*TASK TO COMPLETE*: Copy all lines of the listing that include the string "teología".

*RECORDS TO USE*:
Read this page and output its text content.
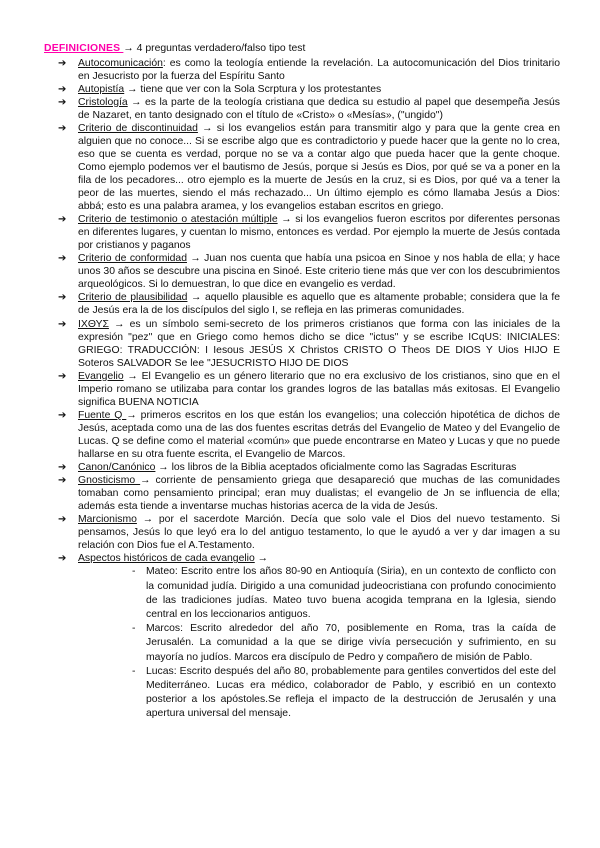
DEFINICIONES → 4 preguntas verdadero/falso tipo test
➔ Autocomunicación: es como la teología entiende la revelación. La autocomunicación del Dios trinitario en Jesucristo por la fuerza del Espíritu Santo
➔ Autopistía → tiene que ver con la Sola Scrptura y los protestantes
➔ Cristología → es la parte de la teología cristiana que dedica su estudio al papel que desempeña Jesús de Nazaret, en tanto designado con el título de «Cristo» o «Mesías», ("ungido")
➔ Criterio de discontinuidad → si los evangelios están para transmitir algo y para que la gente crea en alguien que no conoce... Si se escribe algo que es contradictorio y puede hacer que la gente no lo crea, eso que se cuenta es verdad, porque no se va a contar algo que pueda hacer que la gente choque. Como ejemplo podemos ver el bautismo de Jesús, porque si Jesús es Dios, por qué se va a poner en la fila de los pecadores... otro ejemplo es la muerte de Jesús en la cruz, si es Dios, por qué va a tener la peor de las muertes, siendo el más rechazado... Un último ejemplo es cómo llamaba Jesús a Dios: abbá; esto es una palabra aramea, y los evangelios estaban escritos en griego.
➔ Criterio de testimonio o atestación múltiple → si los evangelios fueron escritos por diferentes personas en diferentes lugares, y cuentan lo mismo, entonces es verdad. Por ejemplo la muerte de Jesús contada por cristianos y paganos
➔ Criterio de conformidad → Juan nos cuenta que había una psicoa en Sinoe y nos habla de ella; y hace unos 30 años se descubre una piscina en Sinoé. Este criterio tiene más que ver con los descubrimientos arqueológicos. Si lo demuestran, lo que dice en evangelio es verdad.
➔ Criterio de plausibilidad → aquello plausible es aquello que es altamente probable; considera que la fe de Jesús era la de los discípulos del siglo I, se refleja en las primeras comunidades.
➔ ΙΧΘΥΣ → es un símbolo semi-secreto de los primeros cristianos que forma con las iniciales de la expresión "pez" que en Griego como hemos dicho se dice "ictus" y se escribe ICqUS: INICIALES: GRIEGO: TRADUCCIÓN: I Iesous JESÚS X Christos CRISTO O Theos DE DIOS Y Uios HIJO E Soteros SALVADOR Se lee "JESUCRISTO HIJO DE DIOS
➔ Evangelio → El Evangelio es un género literario que no era exclusivo de los cristianos, sino que en el Imperio romano se utilizaba para contar los grandes logros de las batallas más exitosas. El Evangelio significa BUENA NOTICIA
➔ Fuente Q → primeros escritos en los que están los evangelios; una colección hipotética de dichos de Jesús, aceptada como una de las dos fuentes escritas detrás del Evangelio de Mateo y del Evangelio de Lucas. Q se define como el material «común» que puede encontrarse en Mateo y Lucas y que no puede hallarse en su otra fuente escrita, el Evangelio de Marcos.
➔ Canon/Canónico → los libros de la Biblia aceptados oficialmente como las Sagradas Escrituras
➔ Gnosticismo → corriente de pensamiento griega que desapareció que muchas de las comunidades tomaban como pensamiento principal; eran muy dualistas; el evangelio de Jn se influencia de ella; además esta tiende a inventarse muchas historias acerca de la vida de Jesús.
➔ Marcionismo → por el sacerdote Marción. Decía que solo vale el Dios del nuevo testamento. Si pensamos, Jesús lo que leyó era lo del antiguo testamento, lo que le ayudó a ver y dar imagen a su relación con Dios fue el A.Testamento.
➔ Aspectos históricos de cada evangelio →
- Mateo: Escrito entre los años 80-90 en Antioquía (Siria), en un contexto de conflicto con la comunidad judía. Dirigido a una comunidad judeocristiana con profundo conocimiento de las tradiciones judías. Mateo tuvo buena acogida temprana en la Iglesia, siendo central en los leccionarios antiguos.
- Marcos: Escrito alrededor del año 70, posiblemente en Roma, tras la caída de Jerusalén. La comunidad a la que se dirige vivía persecución y sufrimiento, en su mayoría no judíos. Marcos era discípulo de Pedro y compañero de misión de Pablo.
- Lucas: Escrito después del año 80, probablemente para gentiles convertidos del este del Mediterráneo. Lucas era médico, colaborador de Pablo, y escribió en un contexto posterior a los apóstoles.Se refleja el impacto de la destrucción de Jerusalén y una apertura universal del mensaje.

*ANSWER TO THE EXERCISE*:
➔ Autocomunicación: es como la teología entiende la revelación. La autocomunicación del Dios trinitario en Jesucristo por la fuerza del Espíritu Santo
➔ Cristología → es la parte de la teología cristiana que dedica su estudio al papel que desempeña Jesús de Nazaret, en tanto designado con el título de «Cristo» o «Mesías», ("ungido")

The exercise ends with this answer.